Written problem
Reproduce each line exactly, including spacing and punctuation.

(Stored entries)
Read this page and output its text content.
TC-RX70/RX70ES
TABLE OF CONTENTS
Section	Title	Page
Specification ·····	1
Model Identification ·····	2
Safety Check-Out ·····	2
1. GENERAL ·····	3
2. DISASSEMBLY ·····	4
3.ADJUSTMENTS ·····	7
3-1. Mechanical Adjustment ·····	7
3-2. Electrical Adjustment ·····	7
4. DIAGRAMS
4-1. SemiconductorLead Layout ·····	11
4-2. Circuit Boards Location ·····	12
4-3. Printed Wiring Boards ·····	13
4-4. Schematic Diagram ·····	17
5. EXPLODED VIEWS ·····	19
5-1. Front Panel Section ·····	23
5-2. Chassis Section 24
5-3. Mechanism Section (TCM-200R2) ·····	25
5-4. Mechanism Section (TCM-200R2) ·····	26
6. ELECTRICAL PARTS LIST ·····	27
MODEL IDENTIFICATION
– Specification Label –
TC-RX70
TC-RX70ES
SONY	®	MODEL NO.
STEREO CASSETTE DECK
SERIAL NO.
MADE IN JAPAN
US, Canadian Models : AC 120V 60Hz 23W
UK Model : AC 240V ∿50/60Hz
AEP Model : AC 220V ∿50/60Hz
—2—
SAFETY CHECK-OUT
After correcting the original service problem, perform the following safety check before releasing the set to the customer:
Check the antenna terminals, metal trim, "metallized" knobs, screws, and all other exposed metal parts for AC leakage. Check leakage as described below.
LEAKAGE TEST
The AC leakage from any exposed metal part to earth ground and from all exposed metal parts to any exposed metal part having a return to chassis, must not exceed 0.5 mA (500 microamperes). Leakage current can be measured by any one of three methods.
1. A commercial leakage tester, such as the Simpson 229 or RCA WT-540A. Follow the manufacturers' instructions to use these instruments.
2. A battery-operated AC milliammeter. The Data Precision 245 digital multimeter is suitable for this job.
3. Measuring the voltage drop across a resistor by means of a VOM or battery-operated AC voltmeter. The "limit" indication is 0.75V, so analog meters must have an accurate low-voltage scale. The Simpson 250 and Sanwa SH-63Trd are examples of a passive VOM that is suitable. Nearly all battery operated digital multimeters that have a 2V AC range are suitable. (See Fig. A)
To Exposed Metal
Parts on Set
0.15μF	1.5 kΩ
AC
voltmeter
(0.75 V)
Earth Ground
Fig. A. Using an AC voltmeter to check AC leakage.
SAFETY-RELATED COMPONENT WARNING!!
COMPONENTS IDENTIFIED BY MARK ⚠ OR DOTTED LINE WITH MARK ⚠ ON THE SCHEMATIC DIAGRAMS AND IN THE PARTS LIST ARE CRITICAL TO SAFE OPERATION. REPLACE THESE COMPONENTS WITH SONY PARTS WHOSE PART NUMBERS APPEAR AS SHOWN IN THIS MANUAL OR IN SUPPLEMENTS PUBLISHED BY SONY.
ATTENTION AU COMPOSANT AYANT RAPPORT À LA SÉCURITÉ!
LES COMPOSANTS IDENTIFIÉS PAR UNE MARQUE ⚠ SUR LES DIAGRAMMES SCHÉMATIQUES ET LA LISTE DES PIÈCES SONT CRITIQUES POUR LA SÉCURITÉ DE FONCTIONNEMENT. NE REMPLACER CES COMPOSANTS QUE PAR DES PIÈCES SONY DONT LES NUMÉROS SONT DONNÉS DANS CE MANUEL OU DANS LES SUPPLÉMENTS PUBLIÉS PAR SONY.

Final result
Read this page and output its text content.
TC-RX70/RX70ES
TABLE OF CONTENTS
Section	Title	Page
Specification ·····	1
Model Identification ·····	2
Safety Check-Out ·····	2
1. GENERAL ·····	3
2. DISASSEMBLY ·····	4
3.ADJUSTMENTS ·····	7
3-1. Mechanical Adjustment ·····	7
3-2. Electrical Adjustment ·····	7
4. DIAGRAMS
4-1. SemiconductorLead Layout ·····	11
4-2. Circuit Boards Location ·····	12
4-3. Printed Wiring Boards ·····	13
4-4. Schematic Diagram ·····	17
5. EXPLODED VIEWS ·····	19
5-1. Front Panel Section ·····	23
5-2. Chassis Section 24
5-3. Mechanism Section (TCM-200R2) ·····	25
5-4. Mechanism Section (TCM-200R2) ·····	26
6. ELECTRICAL PARTS LIST ·····	27
MODEL IDENTIFICATION
– Specification Label –
TC-RX70
TC-RX70ES
SONY	®	MODEL NO.
STEREO CASSETTE DECK
SERIAL NO.
MADE IN JAPAN
US, Canadian Models : AC 120V 60Hz 23W
UK Model : AC 240V ∿50/60Hz
AEP Model : AC 220V ∿50/60Hz
—2—
SAFETY CHECK-OUT
After correcting the original service problem, perform the following safety check before releasing the set to the customer:
Check the antenna terminals, metal trim, "metallized" knobs, screws, and all other exposed metal parts for AC leakage. Check leakage as described below.
LEAKAGE TEST
The AC leakage from any exposed metal part to earth ground and from all exposed metal parts to any exposed metal part having a return to chassis, must not exceed 0.5 mA (500 microamperes). Leakage current can be measured by any one of three methods.
1. A commercial leakage tester, such as the Simpson 229 or RCA WT-540A. Follow the manufacturers' instructions to use these instruments.
2. A battery-operated AC milliammeter. The Data Precision 245 digital multimeter is suitable for this job.
3. Measuring the voltage drop across a resistor by means of a VOM or battery-operated AC voltmeter. The "limit" indication is 0.75V, so analog meters must have an accurate low-voltage scale. The Simpson 250 and Sanwa SH-63Trd are examples of a passive VOM that is suitable. Nearly all battery operated digital multimeters that have a 2V AC range are suitable. (See Fig. A)
To Exposed Metal
Parts on Set
0.15μF	1.5 kΩ
AC
voltmeter
(0.75 V)
Earth Ground
Fig. A. Using an AC voltmeter to check AC leakage.
SAFETY-RELATED COMPONENT WARNING!!
COMPONENTS IDENTIFIED BY MARK ⚠ OR DOTTED LINE WITH MARK ⚠ ON THE SCHEMATIC DIAGRAMS AND IN THE PARTS LIST ARE CRITICAL TO SAFE OPERATION. REPLACE THESE COMPONENTS WITH SONY PARTS WHOSE PART NUMBERS APPEAR AS SHOWN IN THIS MANUAL OR IN SUPPLEMENTS PUBLISHED BY SONY.
ATTENTION AU COMPOSANT AYANT RAPPORT À LA SÉCURITÉ!
LES COMPOSANTS IDENTIFIÉS PAR UNE MARQUE ⚠ SUR LES DIAGRAMMES SCHÉMATIQUES ET LA LISTE DES PIÈCES SONT CRITIQUES POUR LA SÉCURITÉ DE FONCTIONNEMENT. NE REMPLACER CES COMPOSANTS QUE PAR DES PIÈCES SONY DONT LES NUMÉROS SONT DONNÉS DANS CE MANUEL OU DANS LES SUPPLÉMENTS PUBLIÉS PAR SONY.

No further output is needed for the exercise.